• TEXTAUSZUG:
*****

Erhebliche Erleichterungen beim Kurzarbeitergeld

Der Staat kommt den bedrängten Unternehmen nun sehr rasch zur Hilfe. Der Bundestag hat mit dem „Arbeit-von-morgen-Gesetz“ am 13. März 2020 neben anderen Maßnahmen den Zugang der Unternehmen zum Kurzarbeitergeld (KUG) erheblich erleichtert. Die Geschwindigkeit, mit der das Gesetz verabschiedet wurde, zeigt, mit welchen Auswirkungen jedenfalls die Bundesregierung rechnet. Das KUG war schließlich bereits während der Finanzkrise 2008/9 für viele Unternehmen die Rettung. Bundesarbeitsminister Heil hatte bereits seinen Draghi-Moment und verkündete: das KUG wird reichen!

Kurzarbeit ist die vorübergehende (in der Regel maximal bis zu 12 Monate) Verkürzung der betriebsüblichen Arbeitszeit zur wirtschaftlichen Entlastung des Betriebs durch Senkung der Personalkosten. Der Arbeitnehmer wird von der Pflicht zur Arbeitsleistung befreit, verliert in dieser Höhe aber auch seinen Vergütungsanspruch gegen den Arbeitgeber. Der Verdienstausfall des Arbeitnehmers wird durch KUG seitens der Agentur für Arbeit (AfA) ausgeglichen. Durch die neuen ab dem 1. April 2020 geltenden Regelungen ist die Feuerkraft des KUGs nochmals verstärkt worden:

  • Zukünftig erhalten Unternehmen bereits KUG, wenn nur zehn Prozent der Arbeitnehmer eines Betriebes vom Arbeitsausfall betroffen sind. Vorher war ein Arbeitsausfall für 30 Prozent der Belegschaft erforderlich.
  • Unternehmen müssen künftig keine Sozialversicherungsbeiträge mehr auf das KUG zahlen
  • Es ist nicht mehr erforderlich, den Arbeitsausfall vor der Beantragung von KUG durch Abbau von Plusstunden auf einem Arbeitszeitkonto zu kompensieren.
  • Auch Zeitarbeitsunternehmen steht der Zugang zum KUG nun offen.

*****

• ANGEZEIGTE ZEILEN:
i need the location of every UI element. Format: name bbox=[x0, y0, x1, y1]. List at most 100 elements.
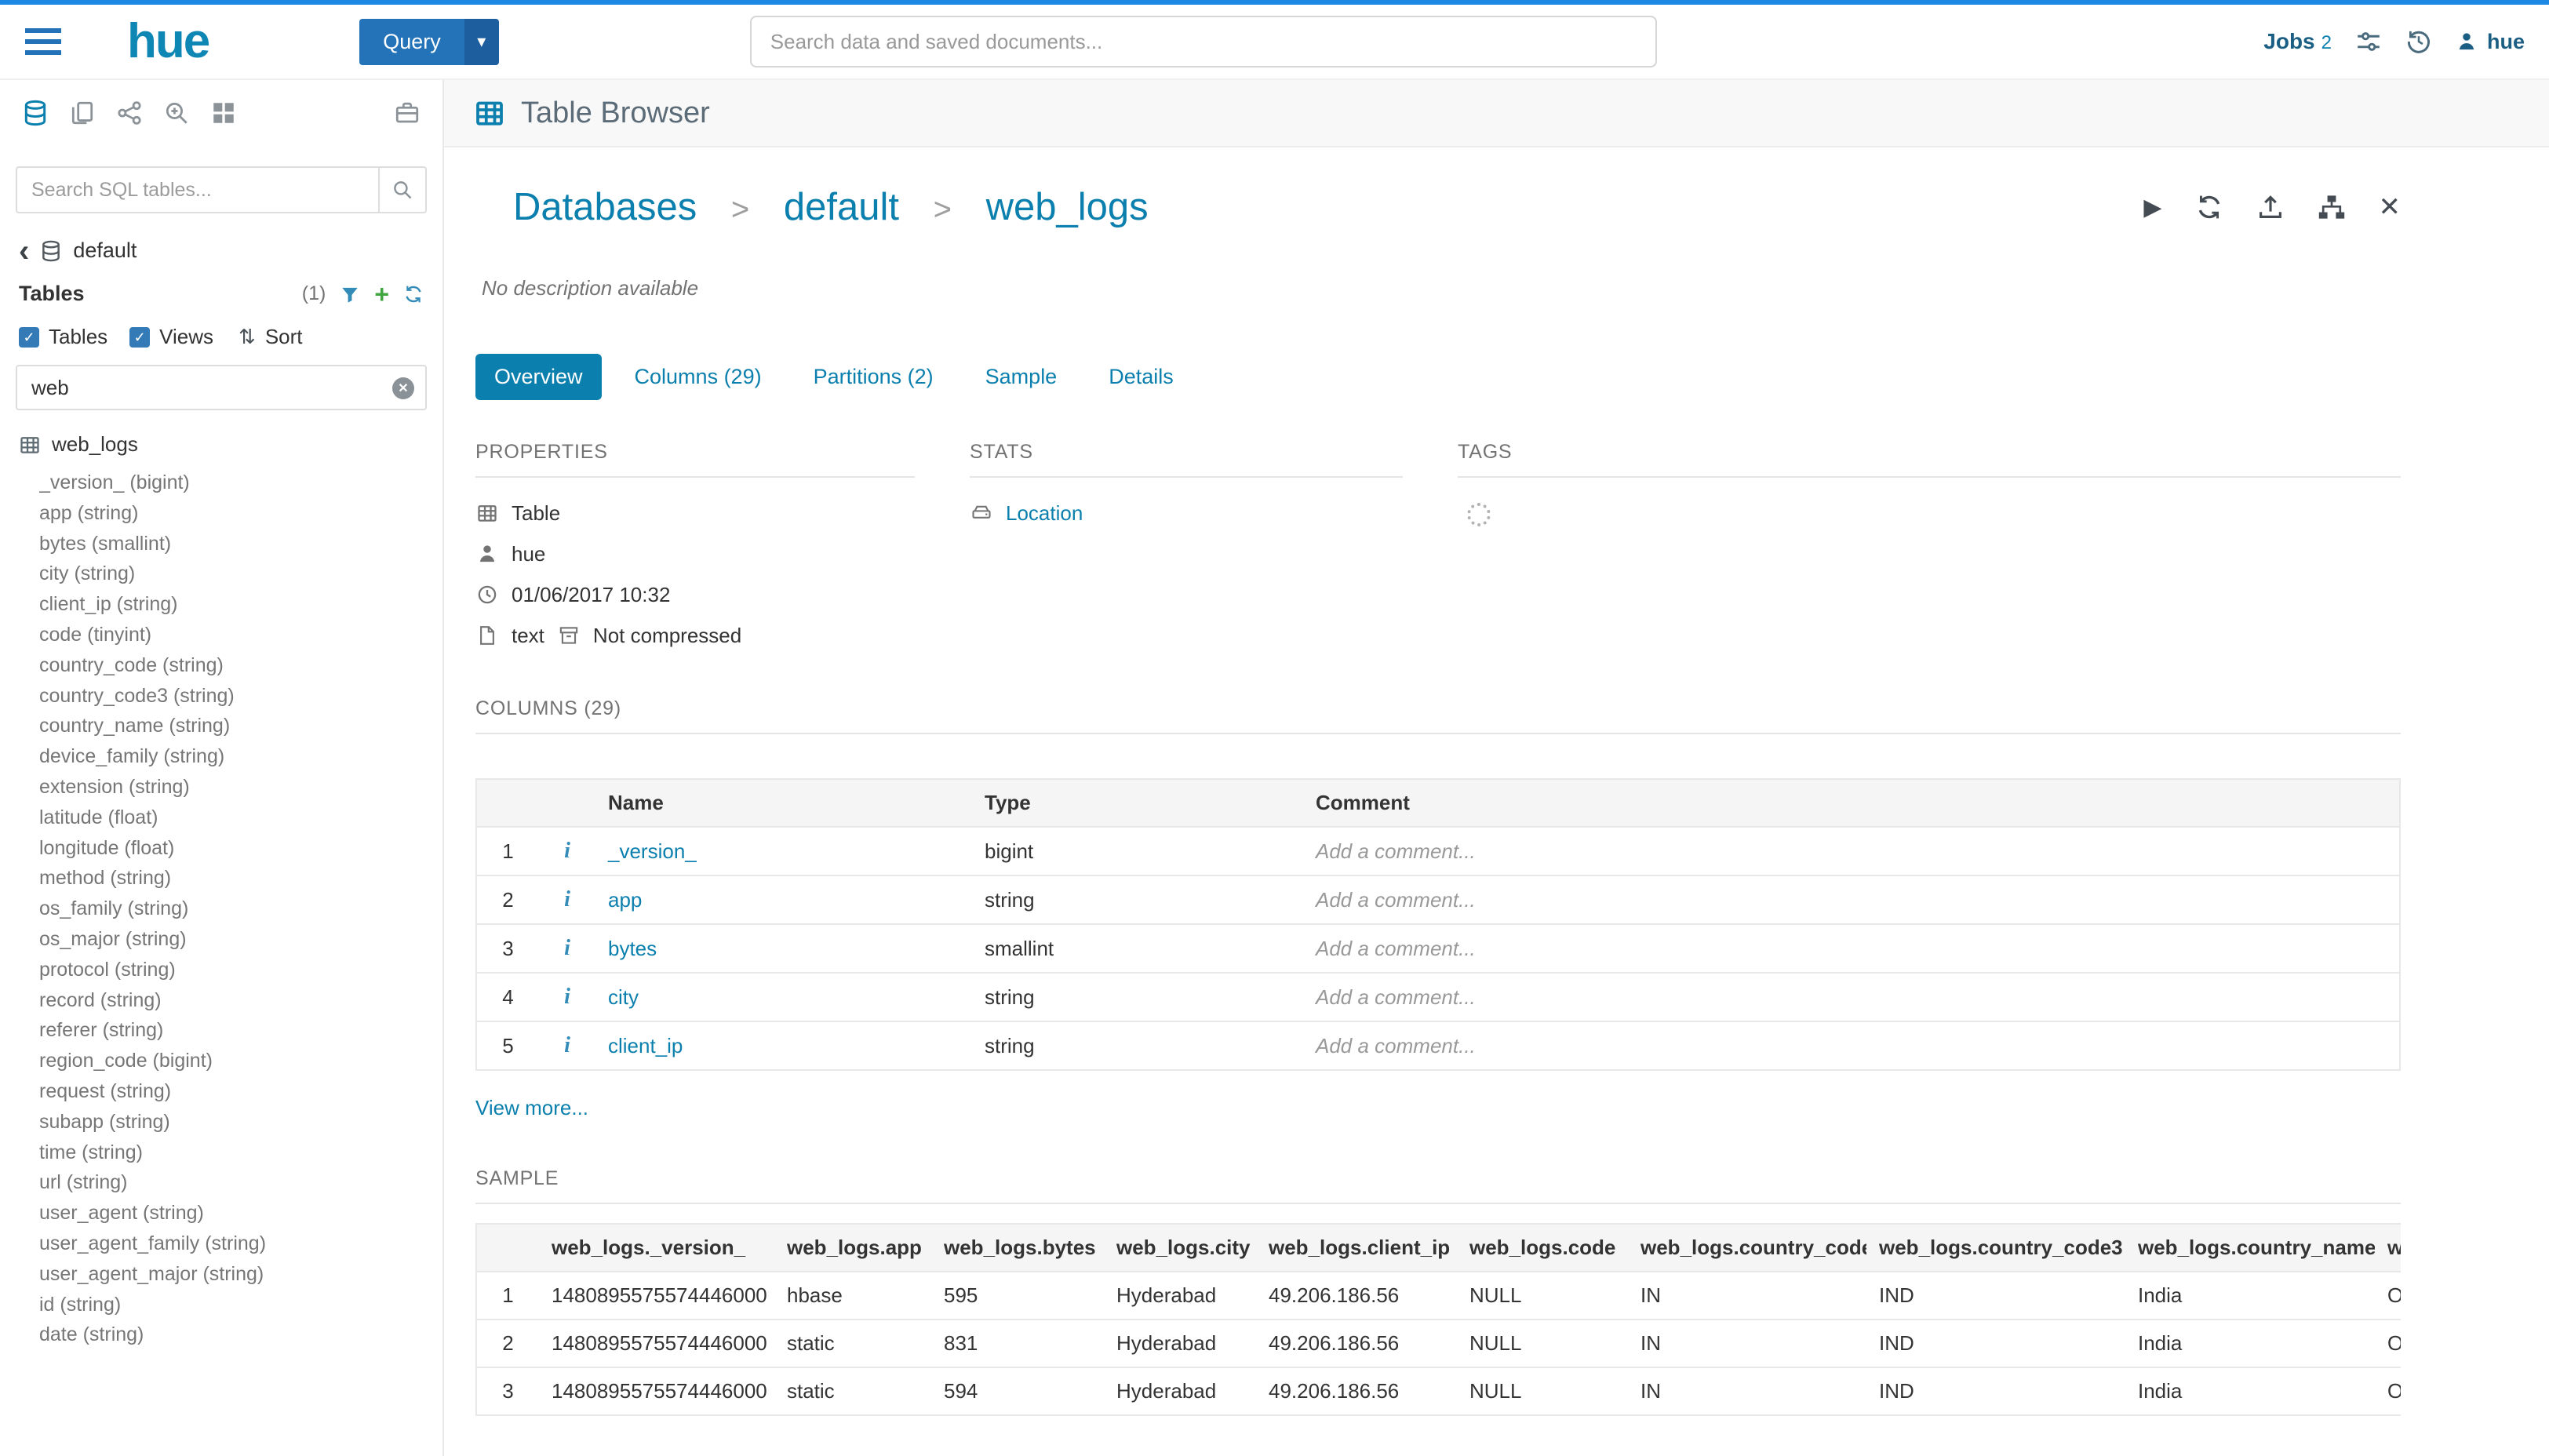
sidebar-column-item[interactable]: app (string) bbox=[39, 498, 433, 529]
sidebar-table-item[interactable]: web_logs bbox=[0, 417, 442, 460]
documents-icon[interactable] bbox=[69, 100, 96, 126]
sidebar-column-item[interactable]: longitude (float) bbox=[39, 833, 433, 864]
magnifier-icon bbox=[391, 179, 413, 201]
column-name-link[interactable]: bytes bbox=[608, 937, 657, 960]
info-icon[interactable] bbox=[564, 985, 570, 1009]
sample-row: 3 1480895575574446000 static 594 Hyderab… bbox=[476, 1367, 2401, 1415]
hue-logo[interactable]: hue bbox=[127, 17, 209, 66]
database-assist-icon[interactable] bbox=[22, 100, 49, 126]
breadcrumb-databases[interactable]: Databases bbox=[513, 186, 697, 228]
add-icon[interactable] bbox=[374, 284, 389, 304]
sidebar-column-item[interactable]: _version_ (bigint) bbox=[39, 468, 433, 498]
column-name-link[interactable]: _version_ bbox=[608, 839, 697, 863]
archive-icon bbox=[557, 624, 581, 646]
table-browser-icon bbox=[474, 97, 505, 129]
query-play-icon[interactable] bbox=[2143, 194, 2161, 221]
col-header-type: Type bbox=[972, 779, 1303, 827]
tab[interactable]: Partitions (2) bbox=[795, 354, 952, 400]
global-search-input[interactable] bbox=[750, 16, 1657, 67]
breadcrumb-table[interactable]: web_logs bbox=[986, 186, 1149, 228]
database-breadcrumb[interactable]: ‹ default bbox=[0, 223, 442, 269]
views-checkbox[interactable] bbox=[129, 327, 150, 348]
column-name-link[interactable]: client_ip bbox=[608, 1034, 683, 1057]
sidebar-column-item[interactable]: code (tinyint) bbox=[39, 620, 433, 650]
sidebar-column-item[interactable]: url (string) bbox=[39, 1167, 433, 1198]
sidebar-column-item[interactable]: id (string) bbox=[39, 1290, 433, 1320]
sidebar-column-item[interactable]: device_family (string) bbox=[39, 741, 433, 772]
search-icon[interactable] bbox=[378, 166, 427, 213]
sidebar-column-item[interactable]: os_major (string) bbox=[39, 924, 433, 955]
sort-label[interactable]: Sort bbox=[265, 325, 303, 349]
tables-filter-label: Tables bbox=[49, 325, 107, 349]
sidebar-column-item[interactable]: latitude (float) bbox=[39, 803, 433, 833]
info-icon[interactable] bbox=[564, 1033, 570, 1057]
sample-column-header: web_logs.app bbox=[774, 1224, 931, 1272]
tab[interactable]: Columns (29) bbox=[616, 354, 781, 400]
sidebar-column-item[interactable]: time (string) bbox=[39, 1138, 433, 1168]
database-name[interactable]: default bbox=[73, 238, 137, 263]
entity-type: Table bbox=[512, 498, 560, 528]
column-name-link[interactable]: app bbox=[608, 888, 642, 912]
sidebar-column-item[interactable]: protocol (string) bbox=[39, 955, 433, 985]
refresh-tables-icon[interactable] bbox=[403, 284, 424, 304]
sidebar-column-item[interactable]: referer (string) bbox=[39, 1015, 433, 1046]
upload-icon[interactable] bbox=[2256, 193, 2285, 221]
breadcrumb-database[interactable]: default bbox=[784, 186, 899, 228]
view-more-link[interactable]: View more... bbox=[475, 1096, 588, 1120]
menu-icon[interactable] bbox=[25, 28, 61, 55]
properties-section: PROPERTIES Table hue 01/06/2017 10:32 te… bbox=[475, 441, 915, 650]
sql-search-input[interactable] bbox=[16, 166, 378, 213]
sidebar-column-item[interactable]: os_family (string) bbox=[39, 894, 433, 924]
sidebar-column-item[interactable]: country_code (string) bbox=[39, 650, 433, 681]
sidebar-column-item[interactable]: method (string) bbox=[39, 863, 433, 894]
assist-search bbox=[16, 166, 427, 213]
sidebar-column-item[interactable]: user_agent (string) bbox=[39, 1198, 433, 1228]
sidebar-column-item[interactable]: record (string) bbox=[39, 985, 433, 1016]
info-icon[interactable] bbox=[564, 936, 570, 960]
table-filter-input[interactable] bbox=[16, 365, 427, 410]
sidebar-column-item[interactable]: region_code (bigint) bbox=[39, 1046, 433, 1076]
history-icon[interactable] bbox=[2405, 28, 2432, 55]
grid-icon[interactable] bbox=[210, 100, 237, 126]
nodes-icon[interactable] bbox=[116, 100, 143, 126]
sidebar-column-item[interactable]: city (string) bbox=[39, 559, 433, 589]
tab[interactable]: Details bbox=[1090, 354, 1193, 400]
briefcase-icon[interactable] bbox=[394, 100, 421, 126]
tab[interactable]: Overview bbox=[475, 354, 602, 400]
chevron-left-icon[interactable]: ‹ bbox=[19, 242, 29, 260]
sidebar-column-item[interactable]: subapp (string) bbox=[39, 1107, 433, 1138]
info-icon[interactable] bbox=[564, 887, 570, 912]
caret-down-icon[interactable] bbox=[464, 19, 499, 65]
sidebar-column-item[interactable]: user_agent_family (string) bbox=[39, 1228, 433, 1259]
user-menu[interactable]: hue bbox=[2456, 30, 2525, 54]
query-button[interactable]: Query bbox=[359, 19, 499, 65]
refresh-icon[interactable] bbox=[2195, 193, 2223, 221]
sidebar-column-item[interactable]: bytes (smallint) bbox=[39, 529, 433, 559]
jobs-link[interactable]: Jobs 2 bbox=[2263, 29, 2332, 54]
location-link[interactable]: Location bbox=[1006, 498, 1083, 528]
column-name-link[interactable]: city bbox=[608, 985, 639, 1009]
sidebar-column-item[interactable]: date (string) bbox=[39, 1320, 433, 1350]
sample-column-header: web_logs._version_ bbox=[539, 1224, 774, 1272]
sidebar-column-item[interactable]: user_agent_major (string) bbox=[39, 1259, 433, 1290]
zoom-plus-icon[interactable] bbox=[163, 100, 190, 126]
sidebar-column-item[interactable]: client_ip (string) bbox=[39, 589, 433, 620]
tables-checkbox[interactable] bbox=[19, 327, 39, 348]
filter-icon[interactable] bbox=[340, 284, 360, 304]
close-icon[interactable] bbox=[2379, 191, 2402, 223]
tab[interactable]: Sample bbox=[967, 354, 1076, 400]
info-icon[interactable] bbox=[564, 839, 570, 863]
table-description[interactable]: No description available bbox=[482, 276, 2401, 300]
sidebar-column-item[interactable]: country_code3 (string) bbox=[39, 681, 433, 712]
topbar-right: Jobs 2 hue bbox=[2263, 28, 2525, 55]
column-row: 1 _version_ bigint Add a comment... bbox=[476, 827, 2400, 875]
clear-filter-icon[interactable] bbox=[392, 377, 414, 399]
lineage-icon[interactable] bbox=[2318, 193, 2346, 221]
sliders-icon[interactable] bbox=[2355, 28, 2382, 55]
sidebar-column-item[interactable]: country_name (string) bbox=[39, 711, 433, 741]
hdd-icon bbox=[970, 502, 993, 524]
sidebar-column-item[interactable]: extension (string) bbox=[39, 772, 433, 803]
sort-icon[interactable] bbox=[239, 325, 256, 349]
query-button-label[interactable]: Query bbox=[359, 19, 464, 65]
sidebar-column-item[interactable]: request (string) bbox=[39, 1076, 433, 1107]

*****

• ARBEITSAUFTRAG 1: Schreiben Sie aus dem Textauszug zum Kurzarbeitergeld den Abschnitt von „Erhebliche Erleichterungen beim“ bis einschließlich „KUG wird reichen!“ wortgetreu ab.
• ARBEITSAUFTRAG 2: Prüfen Sie anhand des Textauszugs zum Kurzarbeitergeld, ob die folgenden Aussagen zutreffen. Antworten Sie jeweils mit Ja oder Nein und zitieren Sie die entscheidenden Worte des Textes wörtlich: (a) Früher musste für das Kurzarbeitergeld ein Arbeitsausfall für 30 Prozent der Belegschaft vorliegen. (b) Kurzarbeit dauert in der Regel höchstens 12 Monate. (c) Zeitarbeitsunternehmen bleiben vom Kurzarbeitergeld weiterhin ausgeschlossen.
• ARBEITSAUFTRAG 3: Setzen Sie den Text über die Erleichterungen beim Kurzarbeitergeld im Anschluss an seinen letzten Satz fort.
Die Zeilen werden für die Bearbeitung nicht benötigt.

• LÖSUNG 1:
Erhebliche Erleichterungen beim Kurzarbeitergeld

Der Staat kommt den bedrängten Unternehmen nun sehr rasch zur Hilfe. Der Bundestag hat mit dem „Arbeit-von-morgen-Gesetz“ am 13. März 2020 neben anderen Maßnahmen den Zugang der Unternehmen zum Kurzarbeitergeld (KUG) erheblich erleichtert. Die Geschwindigkeit, mit der das Gesetz verabschiedet wurde, zeigt, mit welchen Auswirkungen jedenfalls die Bundesregierung rechnet. Das KUG war schließlich bereits während der Finanzkrise 2008/9 für viele Unternehmen die Rettung. Bundesarbeitsminister Heil hatte bereits seinen Draghi-Moment und verkündete: das KUG wird reichen!

• LÖSUNG 2:
(a) Ja: „Vorher war ein Arbeitsausfall für 30 Prozent der Belegschaft erforderlich.“
(b) Ja: „in der Regel maximal bis zu 12 Monate“
(c) Nein: „Auch Zeitarbeitsunternehmen steht der Zugang zum KUG nun offen.“

• LÖSUNG 3:
Wie können Unternehmen nun kurzfristig vom neuen KUG profitieren und damit die dringend benötigte Entlastung erhalten?

Unverzüglich (arbeits-)rechtliche Grundlage für KUG schaffen

Das Unternehmen darf nicht einfach einseitig Kurzarbeit anordnen, sondern muss dies entweder mit dem Betriebsrat oder jeweils mit allen Arbeitnehmern vereinbaren. Diese Vereinbarung muss beim Antrag auf KUG der AfA vorgelegt werden. Sofern in den Arbeitsverträgen nicht ohnehin schon eine „Kurzarbeiterklausel“ enthalten ist, sollte dies jetzt schnellstmöglich durch entsprechende Vereinbarungen erfolgen. Sofern ein Betriebsrat besteht, unterliegt die Einführung von Kurzarbeit auch zwingend seiner Mitbestimmung. In diesem Fall kann anstelle einer arbeitsvertraglichen Regelung auch eine Betriebsvereinbarung geschlossen werden, was den administrativen Aufwand deutlich reduziert.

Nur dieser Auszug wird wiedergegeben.